● BRIEF
Pull every line containing "JSON" out of the material below.

################

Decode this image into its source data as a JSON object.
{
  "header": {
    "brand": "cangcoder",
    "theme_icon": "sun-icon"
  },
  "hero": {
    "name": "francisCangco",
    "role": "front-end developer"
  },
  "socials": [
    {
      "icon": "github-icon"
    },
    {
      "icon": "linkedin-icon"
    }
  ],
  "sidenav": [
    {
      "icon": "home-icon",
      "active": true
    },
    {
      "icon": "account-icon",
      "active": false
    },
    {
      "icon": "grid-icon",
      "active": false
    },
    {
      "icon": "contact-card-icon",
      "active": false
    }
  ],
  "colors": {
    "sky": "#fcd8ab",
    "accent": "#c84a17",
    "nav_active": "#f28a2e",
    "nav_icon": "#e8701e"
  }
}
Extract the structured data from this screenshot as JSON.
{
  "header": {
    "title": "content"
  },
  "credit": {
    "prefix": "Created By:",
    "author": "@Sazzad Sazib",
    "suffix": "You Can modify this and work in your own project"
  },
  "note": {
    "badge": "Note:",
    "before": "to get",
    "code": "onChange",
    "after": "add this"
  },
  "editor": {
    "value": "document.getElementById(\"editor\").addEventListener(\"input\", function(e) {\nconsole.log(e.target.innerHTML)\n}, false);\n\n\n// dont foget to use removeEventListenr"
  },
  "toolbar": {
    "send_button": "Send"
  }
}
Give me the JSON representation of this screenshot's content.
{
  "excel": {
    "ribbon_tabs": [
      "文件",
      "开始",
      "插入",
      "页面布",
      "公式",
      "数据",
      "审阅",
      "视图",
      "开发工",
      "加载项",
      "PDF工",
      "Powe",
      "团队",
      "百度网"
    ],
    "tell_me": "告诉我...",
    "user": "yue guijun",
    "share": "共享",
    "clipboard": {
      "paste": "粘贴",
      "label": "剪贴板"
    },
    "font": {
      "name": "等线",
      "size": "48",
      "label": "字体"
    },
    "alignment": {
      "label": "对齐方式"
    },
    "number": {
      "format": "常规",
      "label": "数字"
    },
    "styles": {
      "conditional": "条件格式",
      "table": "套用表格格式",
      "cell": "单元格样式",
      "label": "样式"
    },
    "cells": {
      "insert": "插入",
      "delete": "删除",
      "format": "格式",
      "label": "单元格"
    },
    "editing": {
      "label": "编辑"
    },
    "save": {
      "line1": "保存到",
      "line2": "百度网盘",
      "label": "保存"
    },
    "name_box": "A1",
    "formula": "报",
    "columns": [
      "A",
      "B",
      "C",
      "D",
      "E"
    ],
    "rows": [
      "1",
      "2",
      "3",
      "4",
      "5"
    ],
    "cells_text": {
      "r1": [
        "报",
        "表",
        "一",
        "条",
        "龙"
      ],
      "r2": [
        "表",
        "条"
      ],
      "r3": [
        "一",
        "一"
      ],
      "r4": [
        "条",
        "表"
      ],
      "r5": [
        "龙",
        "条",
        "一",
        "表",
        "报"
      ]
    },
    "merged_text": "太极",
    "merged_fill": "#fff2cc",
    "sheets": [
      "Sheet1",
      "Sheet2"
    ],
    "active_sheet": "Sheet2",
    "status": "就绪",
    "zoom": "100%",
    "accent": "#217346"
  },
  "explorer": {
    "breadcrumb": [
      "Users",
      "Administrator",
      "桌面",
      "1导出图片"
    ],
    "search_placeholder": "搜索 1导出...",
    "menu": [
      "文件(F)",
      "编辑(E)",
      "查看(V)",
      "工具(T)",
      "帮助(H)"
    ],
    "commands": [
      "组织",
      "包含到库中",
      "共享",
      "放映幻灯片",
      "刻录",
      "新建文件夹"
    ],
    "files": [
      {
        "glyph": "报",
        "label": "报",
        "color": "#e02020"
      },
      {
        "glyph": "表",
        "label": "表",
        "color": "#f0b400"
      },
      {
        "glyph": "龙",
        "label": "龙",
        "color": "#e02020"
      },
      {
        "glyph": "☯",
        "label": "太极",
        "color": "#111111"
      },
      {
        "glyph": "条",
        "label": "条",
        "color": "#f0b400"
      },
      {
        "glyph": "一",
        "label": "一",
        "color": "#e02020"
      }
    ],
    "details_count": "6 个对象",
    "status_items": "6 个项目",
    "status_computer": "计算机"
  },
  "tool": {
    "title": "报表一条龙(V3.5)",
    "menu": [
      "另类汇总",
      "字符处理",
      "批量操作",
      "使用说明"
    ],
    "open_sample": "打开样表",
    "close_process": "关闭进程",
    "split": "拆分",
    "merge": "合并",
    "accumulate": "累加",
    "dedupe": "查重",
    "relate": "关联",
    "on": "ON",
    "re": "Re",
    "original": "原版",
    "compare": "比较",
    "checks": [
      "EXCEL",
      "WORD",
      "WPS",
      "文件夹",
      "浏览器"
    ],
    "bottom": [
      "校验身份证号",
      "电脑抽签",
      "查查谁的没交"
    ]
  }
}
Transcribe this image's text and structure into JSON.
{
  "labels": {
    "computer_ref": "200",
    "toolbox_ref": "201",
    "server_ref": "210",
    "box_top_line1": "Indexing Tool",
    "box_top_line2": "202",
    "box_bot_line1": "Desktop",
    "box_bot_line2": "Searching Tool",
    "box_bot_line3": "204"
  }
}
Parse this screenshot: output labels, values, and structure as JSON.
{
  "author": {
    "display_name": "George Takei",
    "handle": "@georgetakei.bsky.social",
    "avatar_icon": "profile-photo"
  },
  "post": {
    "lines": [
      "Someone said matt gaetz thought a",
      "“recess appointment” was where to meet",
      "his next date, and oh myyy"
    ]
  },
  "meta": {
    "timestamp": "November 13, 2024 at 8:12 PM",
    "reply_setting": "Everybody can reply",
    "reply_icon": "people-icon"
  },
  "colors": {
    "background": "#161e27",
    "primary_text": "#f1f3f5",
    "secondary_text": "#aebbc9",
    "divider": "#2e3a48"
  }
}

################

● EXERCISE RESPONSE
Decode this image into its source data as a JSON object.
Extract the structured data from this screenshot as JSON.
Give me the JSON representation of this screenshot's content.
Transcribe this image's text and structure into JSON.
Parse this screenshot: output labels, values, and structure as JSON.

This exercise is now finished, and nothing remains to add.